**WHAT IS NEEDED**.
How many lines of the listing below contain the string "Info"? Case counts. Give only the number.

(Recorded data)
————————

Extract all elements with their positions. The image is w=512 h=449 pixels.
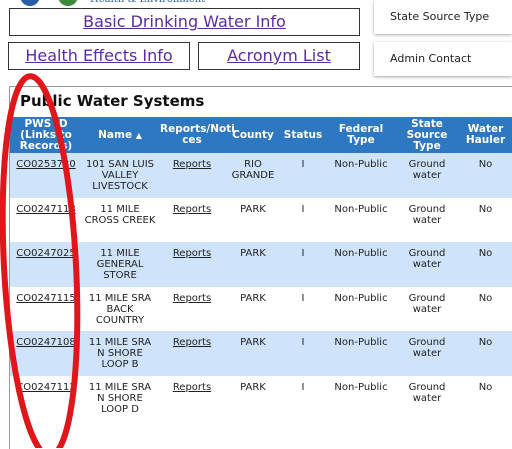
water-hauler-cell: No	[458, 331, 512, 376]
col-state-source-type[interactable]: State Source Type	[396, 117, 458, 153]
admin-contact-panel[interactable]: Admin Contact	[374, 42, 512, 76]
col-reports[interactable]: Reports/Noti ces	[158, 117, 235, 153]
source-type-cell: Ground water	[396, 286, 458, 331]
pws-id-link[interactable]: CO0247108	[16, 337, 75, 348]
table-row: CO0247118 11 MILE CROSS CREEK Reports PA…	[10, 197, 512, 242]
logo-wordmark: Health & Environment	[90, 0, 205, 5]
water-hauler-cell: No	[458, 286, 512, 331]
source-type-cell: Ground water	[396, 242, 458, 287]
logo-mark-green	[58, 0, 78, 6]
source-type-cell: Ground water	[396, 331, 458, 376]
table-row: CO0247025 11 MILE GENERAL STORE Reports …	[10, 242, 512, 287]
water-hauler-cell: No	[458, 153, 512, 198]
water-hauler-cell: No	[458, 242, 512, 287]
sort-asc-icon[interactable]: ▲	[136, 131, 142, 140]
pws-id-link[interactable]: CO0247115	[16, 293, 75, 304]
section-title: Public Water Systems	[20, 92, 205, 110]
reports-link[interactable]: Reports	[173, 382, 211, 393]
county-cell: RIO GRANDE	[226, 153, 280, 198]
table-row: CO0247108 11 MILE SRA N SHORE LOOP B Rep…	[10, 331, 512, 376]
status-cell: I	[280, 286, 326, 331]
federal-type-cell: Non-Public	[326, 331, 396, 376]
status-cell: I	[280, 153, 326, 198]
basic-drinking-water-link[interactable]: Basic Drinking Water Info	[9, 8, 360, 36]
status-cell: I	[280, 242, 326, 287]
status-cell: I	[280, 197, 326, 242]
county-cell: PARK	[226, 242, 280, 287]
water-hauler-cell: No	[458, 375, 512, 420]
reports-link[interactable]: Reports	[173, 159, 211, 170]
pws-id-link[interactable]: CO0253730	[16, 159, 75, 170]
status-cell: I	[280, 375, 326, 420]
acronym-list-link[interactable]: Acronym List	[198, 42, 360, 70]
federal-type-cell: Non-Public	[326, 153, 396, 198]
federal-type-cell: Non-Public	[326, 242, 396, 287]
state-source-type-panel[interactable]: State Source Type	[374, 0, 512, 34]
col-water-hauler[interactable]: Water Hauler	[458, 117, 512, 153]
col-name[interactable]: Name ▲	[82, 117, 158, 153]
reports-link[interactable]: Reports	[173, 248, 211, 259]
reports-link[interactable]: Reports	[173, 204, 211, 215]
source-type-cell: Ground water	[396, 153, 458, 198]
pws-id-link[interactable]: CO0247025	[16, 248, 75, 259]
col-federal-type[interactable]: Federal Type	[326, 117, 396, 153]
system-name: 11 MILE SRA N SHORE LOOP D	[82, 375, 158, 420]
source-type-cell: Ground water	[396, 197, 458, 242]
col-status[interactable]: Status	[280, 117, 326, 153]
pws-id-link[interactable]: CO0247118	[16, 204, 75, 215]
table-header-row: PWS ID (Links to Records) Name ▲ Reports…	[10, 117, 512, 153]
federal-type-cell: Non-Public	[326, 375, 396, 420]
water-hauler-cell: No	[458, 197, 512, 242]
county-cell: PARK	[226, 197, 280, 242]
health-effects-link[interactable]: Health Effects Info	[8, 42, 190, 70]
system-name: 11 MILE GENERAL STORE	[82, 242, 158, 287]
system-name: 101 SAN LUIS VALLEY LIVESTOCK	[82, 153, 158, 198]
federal-type-cell: Non-Public	[326, 286, 396, 331]
table-row: CO0247115 11 MILE SRA BACK COUNTRY Repor…	[10, 286, 512, 331]
water-systems-table: PWS ID (Links to Records) Name ▲ Reports…	[10, 117, 512, 420]
pws-id-link[interactable]: CO0247112	[16, 382, 75, 393]
logo-mark-blue	[20, 0, 40, 6]
status-cell: I	[280, 331, 326, 376]
table-row: CO0247112 11 MILE SRA N SHORE LOOP D Rep…	[10, 375, 512, 420]
reports-link[interactable]: Reports	[173, 293, 211, 304]
county-cell: PARK	[226, 375, 280, 420]
system-name: 11 MILE SRA N SHORE LOOP B	[82, 331, 158, 376]
system-name: 11 MILE CROSS CREEK	[82, 197, 158, 242]
table-row: CO0253730 101 SAN LUIS VALLEY LIVESTOCK …	[10, 153, 512, 198]
county-cell: PARK	[226, 331, 280, 376]
reports-link[interactable]: Reports	[173, 337, 211, 348]
col-pws-id[interactable]: PWS ID (Links to Records)	[10, 117, 82, 153]
source-type-cell: Ground water	[396, 375, 458, 420]
federal-type-cell: Non-Public	[326, 197, 396, 242]
system-name: 11 MILE SRA BACK COUNTRY	[82, 286, 158, 331]
public-water-systems-panel: Public Water Systems PWS ID (Links to Re…	[9, 86, 512, 449]
county-cell: PARK	[226, 286, 280, 331]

————————

**RESPONSE TO THIS TASK**.
2